How many lines in the items below contain the string "квартал"? Case matters; reply with the number alone.
====== Material for this exercise
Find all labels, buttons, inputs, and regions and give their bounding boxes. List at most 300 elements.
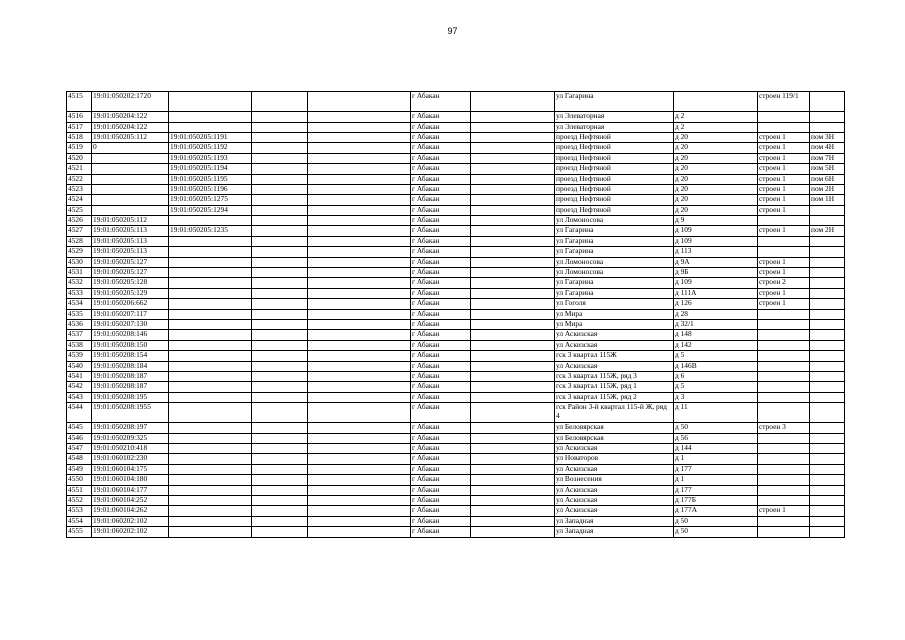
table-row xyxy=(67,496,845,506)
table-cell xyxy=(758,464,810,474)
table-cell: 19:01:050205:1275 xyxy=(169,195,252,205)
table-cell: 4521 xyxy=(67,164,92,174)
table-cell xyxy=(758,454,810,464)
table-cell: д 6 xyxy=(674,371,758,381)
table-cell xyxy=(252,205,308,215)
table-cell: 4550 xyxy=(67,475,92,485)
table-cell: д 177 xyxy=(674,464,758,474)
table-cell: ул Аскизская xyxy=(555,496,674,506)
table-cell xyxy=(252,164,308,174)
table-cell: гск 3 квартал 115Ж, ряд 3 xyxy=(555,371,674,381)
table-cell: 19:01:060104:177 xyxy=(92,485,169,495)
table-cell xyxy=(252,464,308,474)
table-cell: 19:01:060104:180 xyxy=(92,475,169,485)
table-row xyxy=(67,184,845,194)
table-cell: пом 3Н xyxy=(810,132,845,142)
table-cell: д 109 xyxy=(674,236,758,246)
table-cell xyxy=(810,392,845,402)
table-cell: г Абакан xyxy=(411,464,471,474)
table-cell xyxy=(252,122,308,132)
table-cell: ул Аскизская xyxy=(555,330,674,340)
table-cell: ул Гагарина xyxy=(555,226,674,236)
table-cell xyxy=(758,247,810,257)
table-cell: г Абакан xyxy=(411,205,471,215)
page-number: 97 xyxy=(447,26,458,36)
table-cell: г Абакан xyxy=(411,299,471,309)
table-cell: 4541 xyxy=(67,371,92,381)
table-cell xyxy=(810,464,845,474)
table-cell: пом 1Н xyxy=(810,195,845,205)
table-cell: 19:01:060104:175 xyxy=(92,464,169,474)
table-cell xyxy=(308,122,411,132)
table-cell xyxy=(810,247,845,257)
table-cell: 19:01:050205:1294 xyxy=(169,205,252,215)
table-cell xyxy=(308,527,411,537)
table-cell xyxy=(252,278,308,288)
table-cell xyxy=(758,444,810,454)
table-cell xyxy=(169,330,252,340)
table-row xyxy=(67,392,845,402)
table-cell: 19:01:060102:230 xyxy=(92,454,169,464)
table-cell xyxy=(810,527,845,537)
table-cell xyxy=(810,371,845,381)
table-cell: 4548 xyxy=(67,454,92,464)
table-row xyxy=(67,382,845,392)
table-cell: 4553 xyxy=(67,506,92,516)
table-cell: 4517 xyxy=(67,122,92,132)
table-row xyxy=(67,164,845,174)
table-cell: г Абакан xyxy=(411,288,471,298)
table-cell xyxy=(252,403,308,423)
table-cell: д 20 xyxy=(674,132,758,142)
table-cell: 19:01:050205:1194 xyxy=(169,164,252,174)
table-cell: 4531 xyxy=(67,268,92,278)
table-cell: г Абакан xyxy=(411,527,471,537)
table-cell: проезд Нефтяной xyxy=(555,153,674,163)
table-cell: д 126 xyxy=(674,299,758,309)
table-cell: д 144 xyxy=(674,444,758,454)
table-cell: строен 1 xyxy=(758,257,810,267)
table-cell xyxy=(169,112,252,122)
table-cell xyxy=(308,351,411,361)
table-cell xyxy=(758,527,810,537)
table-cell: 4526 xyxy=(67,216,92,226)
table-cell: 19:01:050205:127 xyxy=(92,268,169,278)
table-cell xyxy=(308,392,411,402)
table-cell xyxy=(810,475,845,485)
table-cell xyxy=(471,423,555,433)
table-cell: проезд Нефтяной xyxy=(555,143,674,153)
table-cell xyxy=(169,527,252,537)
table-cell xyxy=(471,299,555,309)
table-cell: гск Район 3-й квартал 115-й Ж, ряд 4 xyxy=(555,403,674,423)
============
◆ Solution ◆
2